Task to complete ▸ Pick out all lines with the word "thanks" from the records that follow.

╭──

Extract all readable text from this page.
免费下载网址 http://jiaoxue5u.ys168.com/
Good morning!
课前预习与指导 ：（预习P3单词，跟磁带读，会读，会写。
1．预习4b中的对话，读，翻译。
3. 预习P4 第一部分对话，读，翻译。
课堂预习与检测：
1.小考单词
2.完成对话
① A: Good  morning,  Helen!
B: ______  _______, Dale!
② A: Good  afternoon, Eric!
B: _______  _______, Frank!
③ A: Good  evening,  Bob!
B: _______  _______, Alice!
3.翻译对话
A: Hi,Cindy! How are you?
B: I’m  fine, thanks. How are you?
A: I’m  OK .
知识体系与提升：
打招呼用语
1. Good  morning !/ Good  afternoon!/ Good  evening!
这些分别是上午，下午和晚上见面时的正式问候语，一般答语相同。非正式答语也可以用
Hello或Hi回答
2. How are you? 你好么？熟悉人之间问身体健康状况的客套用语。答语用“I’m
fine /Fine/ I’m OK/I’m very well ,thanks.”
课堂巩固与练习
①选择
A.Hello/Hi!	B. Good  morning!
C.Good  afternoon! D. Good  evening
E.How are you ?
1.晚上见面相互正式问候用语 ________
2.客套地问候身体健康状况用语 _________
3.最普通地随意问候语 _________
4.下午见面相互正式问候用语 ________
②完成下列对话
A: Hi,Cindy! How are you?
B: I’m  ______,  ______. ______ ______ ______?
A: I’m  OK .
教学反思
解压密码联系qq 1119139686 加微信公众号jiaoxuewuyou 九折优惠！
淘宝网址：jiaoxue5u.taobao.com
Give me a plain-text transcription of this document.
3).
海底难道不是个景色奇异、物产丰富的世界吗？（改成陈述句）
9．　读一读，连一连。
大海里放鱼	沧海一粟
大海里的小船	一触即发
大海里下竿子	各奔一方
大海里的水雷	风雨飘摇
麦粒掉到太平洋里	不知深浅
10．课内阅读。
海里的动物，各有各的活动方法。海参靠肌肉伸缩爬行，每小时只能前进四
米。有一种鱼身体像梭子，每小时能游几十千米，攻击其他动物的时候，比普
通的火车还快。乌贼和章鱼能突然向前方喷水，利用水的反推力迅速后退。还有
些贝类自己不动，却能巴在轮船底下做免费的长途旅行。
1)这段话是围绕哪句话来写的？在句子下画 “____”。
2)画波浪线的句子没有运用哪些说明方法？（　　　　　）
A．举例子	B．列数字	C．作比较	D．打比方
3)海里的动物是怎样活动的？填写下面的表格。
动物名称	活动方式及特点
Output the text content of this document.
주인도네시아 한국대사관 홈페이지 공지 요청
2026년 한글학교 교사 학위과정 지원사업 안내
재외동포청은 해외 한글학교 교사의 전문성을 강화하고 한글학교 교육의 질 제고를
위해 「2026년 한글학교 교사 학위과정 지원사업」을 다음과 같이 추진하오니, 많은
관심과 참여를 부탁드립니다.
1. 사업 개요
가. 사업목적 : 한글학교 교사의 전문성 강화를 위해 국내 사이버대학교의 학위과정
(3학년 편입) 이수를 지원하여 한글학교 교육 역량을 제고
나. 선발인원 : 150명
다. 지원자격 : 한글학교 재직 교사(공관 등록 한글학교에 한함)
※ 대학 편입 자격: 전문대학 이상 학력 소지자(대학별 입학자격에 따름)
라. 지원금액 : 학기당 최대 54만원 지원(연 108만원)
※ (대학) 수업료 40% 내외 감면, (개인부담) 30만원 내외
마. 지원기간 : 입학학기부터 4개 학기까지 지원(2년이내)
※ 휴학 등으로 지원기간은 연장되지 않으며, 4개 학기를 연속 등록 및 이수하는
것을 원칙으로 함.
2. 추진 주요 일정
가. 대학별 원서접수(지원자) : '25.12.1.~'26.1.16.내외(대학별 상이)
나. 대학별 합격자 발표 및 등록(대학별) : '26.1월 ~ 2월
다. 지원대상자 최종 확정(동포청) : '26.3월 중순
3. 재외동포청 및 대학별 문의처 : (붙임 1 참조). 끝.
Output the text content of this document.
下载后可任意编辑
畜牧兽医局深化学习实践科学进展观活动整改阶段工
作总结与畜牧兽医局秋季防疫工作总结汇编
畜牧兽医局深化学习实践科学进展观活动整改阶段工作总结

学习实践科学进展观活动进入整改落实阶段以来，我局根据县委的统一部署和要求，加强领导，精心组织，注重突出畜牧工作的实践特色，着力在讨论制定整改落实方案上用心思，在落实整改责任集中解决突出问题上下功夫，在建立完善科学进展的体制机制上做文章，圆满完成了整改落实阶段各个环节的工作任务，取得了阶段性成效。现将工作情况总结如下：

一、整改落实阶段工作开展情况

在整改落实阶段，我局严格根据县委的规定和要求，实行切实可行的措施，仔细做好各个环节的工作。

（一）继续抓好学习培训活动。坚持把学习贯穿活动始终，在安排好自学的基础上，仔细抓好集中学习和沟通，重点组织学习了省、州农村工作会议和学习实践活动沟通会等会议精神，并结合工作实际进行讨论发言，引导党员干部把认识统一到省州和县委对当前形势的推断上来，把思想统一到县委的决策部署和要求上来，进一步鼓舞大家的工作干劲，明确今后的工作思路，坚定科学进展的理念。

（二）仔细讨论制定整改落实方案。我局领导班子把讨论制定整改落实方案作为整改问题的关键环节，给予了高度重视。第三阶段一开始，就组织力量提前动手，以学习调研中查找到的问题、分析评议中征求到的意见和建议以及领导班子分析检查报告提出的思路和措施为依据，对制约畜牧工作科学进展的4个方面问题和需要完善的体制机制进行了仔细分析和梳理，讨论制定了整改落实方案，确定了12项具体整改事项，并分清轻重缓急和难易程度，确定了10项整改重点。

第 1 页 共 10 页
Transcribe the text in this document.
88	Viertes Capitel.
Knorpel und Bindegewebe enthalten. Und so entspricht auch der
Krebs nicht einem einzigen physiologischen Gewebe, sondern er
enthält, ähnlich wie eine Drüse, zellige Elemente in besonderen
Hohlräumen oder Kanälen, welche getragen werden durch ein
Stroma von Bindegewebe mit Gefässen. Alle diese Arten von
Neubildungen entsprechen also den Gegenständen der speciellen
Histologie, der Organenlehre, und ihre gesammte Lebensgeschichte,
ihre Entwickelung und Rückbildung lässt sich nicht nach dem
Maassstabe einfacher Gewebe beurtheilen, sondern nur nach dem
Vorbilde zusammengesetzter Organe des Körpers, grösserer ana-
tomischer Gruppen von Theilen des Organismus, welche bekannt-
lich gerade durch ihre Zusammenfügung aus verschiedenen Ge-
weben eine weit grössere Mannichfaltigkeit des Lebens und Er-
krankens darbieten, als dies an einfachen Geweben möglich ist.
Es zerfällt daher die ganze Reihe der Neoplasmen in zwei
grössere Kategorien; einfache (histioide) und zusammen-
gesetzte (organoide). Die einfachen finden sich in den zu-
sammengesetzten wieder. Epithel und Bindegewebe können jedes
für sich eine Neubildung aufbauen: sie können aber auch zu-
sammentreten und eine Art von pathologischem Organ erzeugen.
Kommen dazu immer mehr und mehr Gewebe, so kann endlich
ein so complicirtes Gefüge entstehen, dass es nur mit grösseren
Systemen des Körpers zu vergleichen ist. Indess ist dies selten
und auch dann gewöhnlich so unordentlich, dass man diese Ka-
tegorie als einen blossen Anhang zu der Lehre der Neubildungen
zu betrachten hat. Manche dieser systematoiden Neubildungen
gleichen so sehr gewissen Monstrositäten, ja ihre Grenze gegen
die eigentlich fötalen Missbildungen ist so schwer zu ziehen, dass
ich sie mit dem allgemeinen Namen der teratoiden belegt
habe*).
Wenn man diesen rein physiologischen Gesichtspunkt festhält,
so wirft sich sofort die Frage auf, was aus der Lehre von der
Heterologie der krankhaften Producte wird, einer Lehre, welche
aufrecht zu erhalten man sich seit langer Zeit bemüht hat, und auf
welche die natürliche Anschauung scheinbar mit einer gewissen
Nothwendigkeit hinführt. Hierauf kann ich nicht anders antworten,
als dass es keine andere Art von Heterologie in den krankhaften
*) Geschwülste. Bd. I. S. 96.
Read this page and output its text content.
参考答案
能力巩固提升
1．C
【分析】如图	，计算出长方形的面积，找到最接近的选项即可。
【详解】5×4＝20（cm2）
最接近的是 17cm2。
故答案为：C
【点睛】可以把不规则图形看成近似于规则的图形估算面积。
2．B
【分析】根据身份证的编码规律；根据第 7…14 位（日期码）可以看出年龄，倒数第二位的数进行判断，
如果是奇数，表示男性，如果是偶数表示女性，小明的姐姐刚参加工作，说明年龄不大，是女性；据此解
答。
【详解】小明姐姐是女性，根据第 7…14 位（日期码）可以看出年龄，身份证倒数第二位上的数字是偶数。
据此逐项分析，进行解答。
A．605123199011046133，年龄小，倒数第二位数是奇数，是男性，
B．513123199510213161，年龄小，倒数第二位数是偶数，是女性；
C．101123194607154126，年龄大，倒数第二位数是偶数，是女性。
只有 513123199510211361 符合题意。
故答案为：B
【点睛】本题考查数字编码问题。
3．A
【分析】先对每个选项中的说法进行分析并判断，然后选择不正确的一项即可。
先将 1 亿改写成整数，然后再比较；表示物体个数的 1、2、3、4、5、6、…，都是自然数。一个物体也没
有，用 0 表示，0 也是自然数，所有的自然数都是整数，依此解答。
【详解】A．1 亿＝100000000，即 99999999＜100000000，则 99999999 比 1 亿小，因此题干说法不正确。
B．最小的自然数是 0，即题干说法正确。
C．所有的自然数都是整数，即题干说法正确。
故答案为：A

╰──

Exercise answer ▸
B: I’m  fine, thanks. How are you?
fine /Fine/ I’m OK/I’m very well ,thanks.”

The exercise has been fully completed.